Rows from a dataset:
********************
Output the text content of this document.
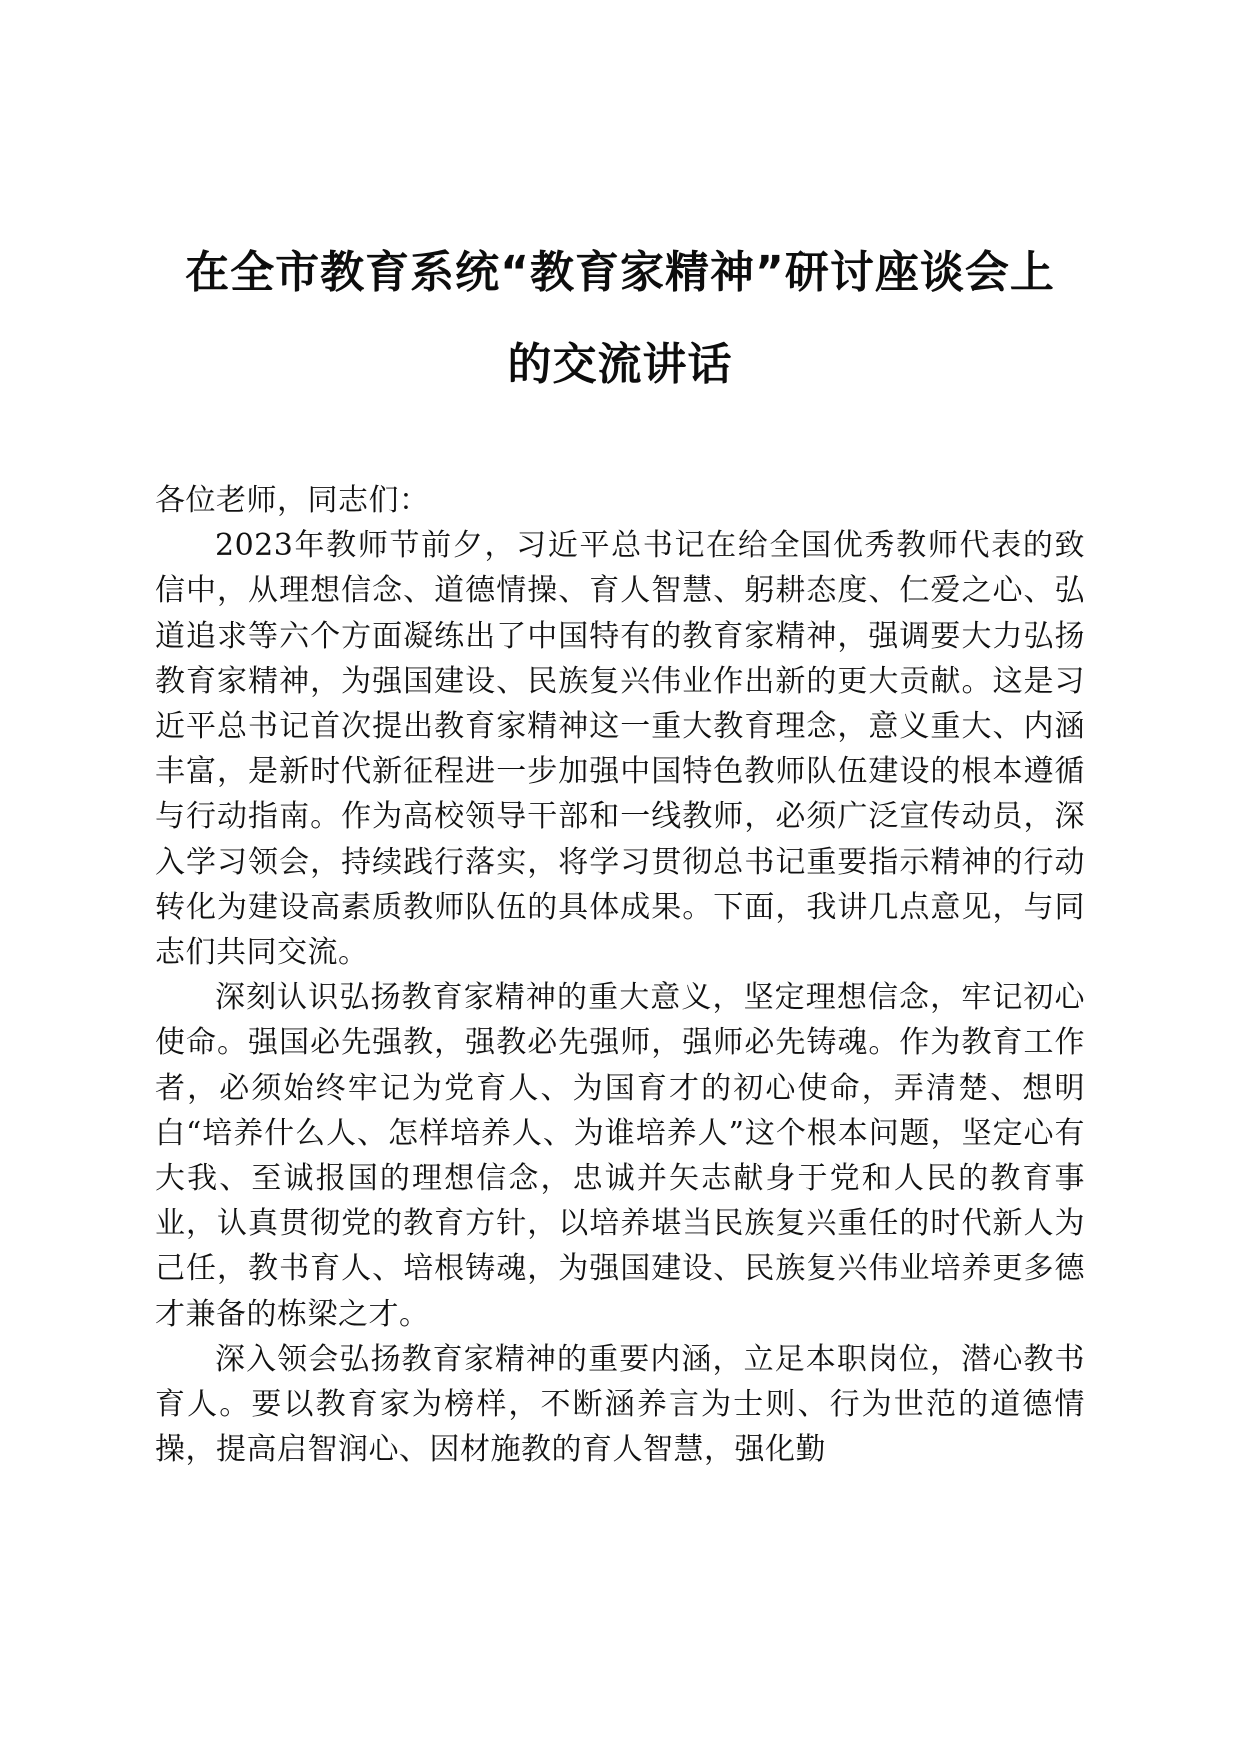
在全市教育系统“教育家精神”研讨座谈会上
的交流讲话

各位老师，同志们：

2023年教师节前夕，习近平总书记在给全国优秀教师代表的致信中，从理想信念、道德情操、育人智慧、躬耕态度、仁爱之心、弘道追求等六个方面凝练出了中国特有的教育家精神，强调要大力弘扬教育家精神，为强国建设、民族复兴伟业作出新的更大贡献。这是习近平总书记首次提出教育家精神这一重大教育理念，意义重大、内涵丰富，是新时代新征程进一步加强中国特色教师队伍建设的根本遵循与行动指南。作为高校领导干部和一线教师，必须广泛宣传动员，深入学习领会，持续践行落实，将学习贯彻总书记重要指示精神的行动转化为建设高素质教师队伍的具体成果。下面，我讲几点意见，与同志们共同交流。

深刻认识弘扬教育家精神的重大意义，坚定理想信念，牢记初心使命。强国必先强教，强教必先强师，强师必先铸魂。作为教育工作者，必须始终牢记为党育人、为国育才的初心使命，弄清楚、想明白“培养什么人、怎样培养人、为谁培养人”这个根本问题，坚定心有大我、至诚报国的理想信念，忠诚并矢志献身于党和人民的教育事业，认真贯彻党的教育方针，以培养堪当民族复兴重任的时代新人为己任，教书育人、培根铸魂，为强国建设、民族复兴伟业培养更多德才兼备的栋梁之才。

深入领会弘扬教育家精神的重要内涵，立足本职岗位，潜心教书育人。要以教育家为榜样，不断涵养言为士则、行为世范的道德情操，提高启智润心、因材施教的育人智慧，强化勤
********************
EXERCISE TASK: Copy every line from the entries that contains the word "为强国建设".

ANSWER TO THIS EXERCISE:
2023年教师节前夕，习近平总书记在给全国优秀教师代表的致信中，从理想信念、道德情操、育人智慧、躬耕态度、仁爱之心、弘道追求等六个方面凝练出了中国特有的教育家精神，强调要大力弘扬教育家精神，为强国建设、民族复兴伟业作出新的更大贡献。这是习近平总书记首次提出教育家精神这一重大教育理念，意义重大、内涵丰富，是新时代新征程进一步加强中国特色教师队伍建设的根本遵循与行动指南。作为高校领导干部和一线教师，必须广泛宣传动员，深入学习领会，持续践行落实，将学习贯彻总书记重要指示精神的行动转化为建设高素质教师队伍的具体成果。下面，我讲几点意见，与同志们共同交流。
深刻认识弘扬教育家精神的重大意义，坚定理想信念，牢记初心使命。强国必先强教，强教必先强师，强师必先铸魂。作为教育工作者，必须始终牢记为党育人、为国育才的初心使命，弄清楚、想明白“培养什么人、怎样培养人、为谁培养人”这个根本问题，坚定心有大我、至诚报国的理想信念，忠诚并矢志献身于党和人民的教育事业，认真贯彻党的教育方针，以培养堪当民族复兴重任的时代新人为己任，教书育人、培根铸魂，为强国建设、民族复兴伟业培养更多德才兼备的栋梁之才。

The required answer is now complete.